■ Problem to solve ■
Extract all lines containing "основного".

■ Information provided ■
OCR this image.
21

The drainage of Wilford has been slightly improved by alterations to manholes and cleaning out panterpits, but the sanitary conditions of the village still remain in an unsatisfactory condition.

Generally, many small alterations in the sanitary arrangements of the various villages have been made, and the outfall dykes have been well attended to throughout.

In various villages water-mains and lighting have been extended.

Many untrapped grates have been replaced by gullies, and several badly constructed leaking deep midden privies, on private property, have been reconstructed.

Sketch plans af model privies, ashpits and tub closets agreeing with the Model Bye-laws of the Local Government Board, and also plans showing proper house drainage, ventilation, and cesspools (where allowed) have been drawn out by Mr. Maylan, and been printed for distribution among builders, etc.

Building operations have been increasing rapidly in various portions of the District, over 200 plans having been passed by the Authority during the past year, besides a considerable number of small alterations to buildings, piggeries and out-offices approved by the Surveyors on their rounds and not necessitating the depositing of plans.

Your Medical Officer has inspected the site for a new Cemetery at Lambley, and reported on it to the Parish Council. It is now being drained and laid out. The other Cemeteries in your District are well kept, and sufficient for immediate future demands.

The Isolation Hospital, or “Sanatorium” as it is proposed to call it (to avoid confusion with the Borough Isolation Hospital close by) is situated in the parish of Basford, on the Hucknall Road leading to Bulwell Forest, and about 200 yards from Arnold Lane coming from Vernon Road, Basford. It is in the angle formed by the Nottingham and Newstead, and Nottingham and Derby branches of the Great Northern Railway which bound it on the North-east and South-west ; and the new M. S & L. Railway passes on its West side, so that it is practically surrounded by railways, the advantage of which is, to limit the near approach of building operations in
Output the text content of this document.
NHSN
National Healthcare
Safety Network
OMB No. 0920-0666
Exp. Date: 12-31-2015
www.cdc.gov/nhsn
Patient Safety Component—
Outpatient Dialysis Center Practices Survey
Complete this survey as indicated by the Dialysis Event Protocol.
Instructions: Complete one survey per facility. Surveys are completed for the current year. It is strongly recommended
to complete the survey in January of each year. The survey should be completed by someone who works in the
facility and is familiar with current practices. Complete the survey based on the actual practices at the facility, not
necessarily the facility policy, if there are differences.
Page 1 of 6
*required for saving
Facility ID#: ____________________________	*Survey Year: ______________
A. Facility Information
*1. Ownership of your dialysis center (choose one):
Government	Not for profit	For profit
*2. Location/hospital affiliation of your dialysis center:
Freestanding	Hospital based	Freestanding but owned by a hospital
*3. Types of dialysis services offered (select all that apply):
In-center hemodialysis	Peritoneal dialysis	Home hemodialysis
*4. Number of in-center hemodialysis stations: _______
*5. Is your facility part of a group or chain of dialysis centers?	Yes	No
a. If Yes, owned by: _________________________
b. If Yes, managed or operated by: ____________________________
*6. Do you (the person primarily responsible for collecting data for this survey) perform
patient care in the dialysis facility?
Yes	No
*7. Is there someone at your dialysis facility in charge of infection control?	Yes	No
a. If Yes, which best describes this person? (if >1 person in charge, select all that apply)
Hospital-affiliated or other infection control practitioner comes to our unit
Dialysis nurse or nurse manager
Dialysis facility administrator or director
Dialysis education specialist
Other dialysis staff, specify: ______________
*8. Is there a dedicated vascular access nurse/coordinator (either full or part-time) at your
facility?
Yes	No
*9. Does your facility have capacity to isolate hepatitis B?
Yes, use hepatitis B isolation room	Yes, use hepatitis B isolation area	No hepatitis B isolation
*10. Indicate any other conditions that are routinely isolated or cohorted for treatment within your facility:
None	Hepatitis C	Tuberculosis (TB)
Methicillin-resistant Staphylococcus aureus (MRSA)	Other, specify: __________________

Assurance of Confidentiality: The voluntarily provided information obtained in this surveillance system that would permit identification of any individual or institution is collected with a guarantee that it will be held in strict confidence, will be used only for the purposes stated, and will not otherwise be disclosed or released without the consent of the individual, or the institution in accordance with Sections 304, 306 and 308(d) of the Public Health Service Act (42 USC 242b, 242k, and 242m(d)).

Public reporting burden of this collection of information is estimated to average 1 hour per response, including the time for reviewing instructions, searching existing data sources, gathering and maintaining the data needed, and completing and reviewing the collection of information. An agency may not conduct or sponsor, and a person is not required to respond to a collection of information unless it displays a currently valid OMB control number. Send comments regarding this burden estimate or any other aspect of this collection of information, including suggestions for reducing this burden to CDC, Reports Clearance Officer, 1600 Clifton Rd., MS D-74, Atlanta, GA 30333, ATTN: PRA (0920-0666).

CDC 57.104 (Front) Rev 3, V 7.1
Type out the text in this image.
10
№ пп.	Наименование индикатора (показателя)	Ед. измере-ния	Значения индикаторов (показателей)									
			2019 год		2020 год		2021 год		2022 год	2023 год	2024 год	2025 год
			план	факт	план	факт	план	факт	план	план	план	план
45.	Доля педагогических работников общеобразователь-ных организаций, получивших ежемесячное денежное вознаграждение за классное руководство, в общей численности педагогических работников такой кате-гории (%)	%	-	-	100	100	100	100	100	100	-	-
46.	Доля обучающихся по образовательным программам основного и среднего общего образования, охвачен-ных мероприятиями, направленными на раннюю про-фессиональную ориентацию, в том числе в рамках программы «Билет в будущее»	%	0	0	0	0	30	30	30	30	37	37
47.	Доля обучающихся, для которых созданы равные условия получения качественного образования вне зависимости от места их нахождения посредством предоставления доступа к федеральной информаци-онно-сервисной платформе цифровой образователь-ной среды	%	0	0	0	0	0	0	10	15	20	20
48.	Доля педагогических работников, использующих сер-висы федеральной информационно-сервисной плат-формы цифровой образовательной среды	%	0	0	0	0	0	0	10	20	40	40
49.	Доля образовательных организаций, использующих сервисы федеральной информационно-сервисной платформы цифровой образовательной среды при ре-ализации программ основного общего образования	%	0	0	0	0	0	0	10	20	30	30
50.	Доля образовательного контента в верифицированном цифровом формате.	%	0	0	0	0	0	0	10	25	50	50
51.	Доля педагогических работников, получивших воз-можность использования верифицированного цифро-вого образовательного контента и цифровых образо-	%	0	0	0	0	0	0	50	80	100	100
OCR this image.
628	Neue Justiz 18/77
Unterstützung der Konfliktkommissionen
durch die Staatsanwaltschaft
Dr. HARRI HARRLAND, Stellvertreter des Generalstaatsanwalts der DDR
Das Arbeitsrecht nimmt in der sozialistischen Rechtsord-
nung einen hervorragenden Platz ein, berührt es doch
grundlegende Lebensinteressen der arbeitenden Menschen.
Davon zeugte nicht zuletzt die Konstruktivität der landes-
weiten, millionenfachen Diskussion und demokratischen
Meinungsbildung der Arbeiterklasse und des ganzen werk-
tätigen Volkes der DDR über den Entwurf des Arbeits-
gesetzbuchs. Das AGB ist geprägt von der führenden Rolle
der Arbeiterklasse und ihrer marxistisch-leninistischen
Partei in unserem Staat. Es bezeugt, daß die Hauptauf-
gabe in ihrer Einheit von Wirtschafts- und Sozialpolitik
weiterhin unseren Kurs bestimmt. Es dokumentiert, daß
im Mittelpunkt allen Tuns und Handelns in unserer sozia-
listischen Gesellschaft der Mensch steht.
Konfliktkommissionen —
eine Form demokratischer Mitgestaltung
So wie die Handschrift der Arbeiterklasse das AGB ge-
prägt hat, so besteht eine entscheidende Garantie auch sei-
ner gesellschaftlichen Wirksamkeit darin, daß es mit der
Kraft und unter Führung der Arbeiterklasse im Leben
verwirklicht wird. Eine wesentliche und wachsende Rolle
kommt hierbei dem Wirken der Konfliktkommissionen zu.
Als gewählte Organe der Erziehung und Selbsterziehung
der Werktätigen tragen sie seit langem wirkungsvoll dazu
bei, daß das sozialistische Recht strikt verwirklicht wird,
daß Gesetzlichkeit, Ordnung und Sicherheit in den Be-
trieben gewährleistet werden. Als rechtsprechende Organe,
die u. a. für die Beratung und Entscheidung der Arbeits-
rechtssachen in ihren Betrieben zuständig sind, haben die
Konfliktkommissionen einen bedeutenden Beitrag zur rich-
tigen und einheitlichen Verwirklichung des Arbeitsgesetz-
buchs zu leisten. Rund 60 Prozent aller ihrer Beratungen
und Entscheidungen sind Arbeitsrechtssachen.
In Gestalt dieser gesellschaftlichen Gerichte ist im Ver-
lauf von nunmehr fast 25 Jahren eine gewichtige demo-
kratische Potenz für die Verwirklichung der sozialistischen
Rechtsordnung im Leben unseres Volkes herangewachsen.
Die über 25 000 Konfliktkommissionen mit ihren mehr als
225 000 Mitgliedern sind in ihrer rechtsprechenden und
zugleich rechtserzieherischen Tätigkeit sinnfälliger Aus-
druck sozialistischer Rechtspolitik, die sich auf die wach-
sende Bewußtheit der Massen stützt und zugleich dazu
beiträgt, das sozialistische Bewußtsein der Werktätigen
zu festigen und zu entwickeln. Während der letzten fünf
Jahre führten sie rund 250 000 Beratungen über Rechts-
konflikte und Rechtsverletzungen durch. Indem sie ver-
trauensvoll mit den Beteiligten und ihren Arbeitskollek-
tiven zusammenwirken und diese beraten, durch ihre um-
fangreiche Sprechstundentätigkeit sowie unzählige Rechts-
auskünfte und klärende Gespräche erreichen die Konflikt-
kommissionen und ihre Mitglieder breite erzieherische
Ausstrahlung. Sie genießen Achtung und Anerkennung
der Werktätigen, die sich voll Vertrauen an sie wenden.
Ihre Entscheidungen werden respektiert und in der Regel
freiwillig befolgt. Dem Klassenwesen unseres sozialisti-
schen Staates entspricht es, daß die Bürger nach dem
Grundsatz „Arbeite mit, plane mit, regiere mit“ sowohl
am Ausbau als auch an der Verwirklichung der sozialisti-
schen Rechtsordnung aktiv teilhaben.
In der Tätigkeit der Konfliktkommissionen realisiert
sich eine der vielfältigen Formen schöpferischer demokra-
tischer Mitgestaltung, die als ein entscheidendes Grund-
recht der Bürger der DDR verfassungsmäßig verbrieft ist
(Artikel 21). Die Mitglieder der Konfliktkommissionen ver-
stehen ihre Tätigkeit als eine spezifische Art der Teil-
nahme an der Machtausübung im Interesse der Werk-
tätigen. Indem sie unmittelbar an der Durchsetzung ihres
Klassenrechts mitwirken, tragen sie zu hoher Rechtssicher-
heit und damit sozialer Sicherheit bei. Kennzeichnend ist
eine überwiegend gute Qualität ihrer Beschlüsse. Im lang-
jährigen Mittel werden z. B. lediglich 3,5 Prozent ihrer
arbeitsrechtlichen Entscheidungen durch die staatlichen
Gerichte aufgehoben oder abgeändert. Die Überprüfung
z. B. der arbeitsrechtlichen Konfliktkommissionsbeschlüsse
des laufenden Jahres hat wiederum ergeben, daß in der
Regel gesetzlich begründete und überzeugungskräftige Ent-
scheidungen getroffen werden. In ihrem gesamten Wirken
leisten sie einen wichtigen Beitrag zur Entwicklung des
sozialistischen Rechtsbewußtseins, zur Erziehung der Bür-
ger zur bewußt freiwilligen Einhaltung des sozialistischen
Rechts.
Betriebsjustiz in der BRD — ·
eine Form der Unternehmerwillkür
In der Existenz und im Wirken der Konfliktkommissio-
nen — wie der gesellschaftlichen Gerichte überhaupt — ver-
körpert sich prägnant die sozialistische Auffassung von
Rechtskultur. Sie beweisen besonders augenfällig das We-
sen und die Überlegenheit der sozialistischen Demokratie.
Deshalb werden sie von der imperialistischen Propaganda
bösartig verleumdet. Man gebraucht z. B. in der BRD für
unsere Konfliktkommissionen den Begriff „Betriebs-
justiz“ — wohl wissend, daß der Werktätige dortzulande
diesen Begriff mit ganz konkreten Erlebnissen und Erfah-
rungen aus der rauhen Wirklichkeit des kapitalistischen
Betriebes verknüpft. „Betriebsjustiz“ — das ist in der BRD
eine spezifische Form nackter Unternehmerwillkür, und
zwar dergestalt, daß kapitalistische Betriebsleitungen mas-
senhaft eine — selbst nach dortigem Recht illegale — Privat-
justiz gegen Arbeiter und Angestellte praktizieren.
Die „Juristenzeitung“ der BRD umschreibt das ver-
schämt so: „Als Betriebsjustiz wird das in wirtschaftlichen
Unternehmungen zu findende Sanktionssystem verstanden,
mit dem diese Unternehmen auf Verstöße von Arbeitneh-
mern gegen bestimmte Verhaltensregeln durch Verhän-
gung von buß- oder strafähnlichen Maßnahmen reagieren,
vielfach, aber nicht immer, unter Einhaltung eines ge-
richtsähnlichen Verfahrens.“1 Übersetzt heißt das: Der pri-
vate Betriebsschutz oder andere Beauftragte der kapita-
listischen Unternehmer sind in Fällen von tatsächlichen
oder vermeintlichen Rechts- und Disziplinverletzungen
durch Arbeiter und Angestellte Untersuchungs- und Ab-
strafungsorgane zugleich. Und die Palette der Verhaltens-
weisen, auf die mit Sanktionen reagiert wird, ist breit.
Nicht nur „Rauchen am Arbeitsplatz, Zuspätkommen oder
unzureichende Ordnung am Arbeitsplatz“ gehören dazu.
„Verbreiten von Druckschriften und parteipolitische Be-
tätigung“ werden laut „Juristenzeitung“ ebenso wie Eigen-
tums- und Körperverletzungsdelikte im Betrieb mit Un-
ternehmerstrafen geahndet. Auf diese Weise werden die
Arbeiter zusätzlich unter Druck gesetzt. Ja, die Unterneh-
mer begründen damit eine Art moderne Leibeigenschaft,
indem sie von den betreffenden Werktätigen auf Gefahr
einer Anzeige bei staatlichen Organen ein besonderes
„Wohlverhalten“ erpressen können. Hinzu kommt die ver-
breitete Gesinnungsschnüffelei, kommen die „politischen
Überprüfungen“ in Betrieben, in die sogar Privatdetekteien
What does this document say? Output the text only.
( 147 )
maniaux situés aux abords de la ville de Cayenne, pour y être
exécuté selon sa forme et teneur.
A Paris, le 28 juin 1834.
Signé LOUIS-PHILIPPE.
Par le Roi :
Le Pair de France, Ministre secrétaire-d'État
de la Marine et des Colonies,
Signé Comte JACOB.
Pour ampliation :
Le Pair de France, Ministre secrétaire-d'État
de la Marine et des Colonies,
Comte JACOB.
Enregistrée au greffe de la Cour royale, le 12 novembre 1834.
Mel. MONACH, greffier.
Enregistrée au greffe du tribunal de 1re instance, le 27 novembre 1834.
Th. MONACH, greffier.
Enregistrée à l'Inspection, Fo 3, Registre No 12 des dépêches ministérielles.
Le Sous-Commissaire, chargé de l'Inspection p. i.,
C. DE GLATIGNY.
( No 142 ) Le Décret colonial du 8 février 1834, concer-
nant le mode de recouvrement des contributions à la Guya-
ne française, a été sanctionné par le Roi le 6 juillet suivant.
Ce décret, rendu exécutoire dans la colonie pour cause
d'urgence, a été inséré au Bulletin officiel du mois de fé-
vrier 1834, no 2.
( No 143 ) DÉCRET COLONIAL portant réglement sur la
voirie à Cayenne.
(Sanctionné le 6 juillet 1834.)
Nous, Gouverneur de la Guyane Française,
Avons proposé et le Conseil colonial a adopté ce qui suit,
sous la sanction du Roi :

■ Response to the task ■
46.	Доля обучающихся по образовательным программам основного и среднего общего образования, охвачен-ных мероприятиями, направленными на раннюю про-фессиональную ориентацию, в том числе в рамках программы «Билет в будущее»	%	0	0	0	0	30	30	30	30	37	37
49.	Доля образовательных организаций, использующих сервисы федеральной информационно-сервисной платформы цифровой образовательной среды при ре-ализации программ основного общего образования	%	0	0	0	0	0	0	10	20	30	30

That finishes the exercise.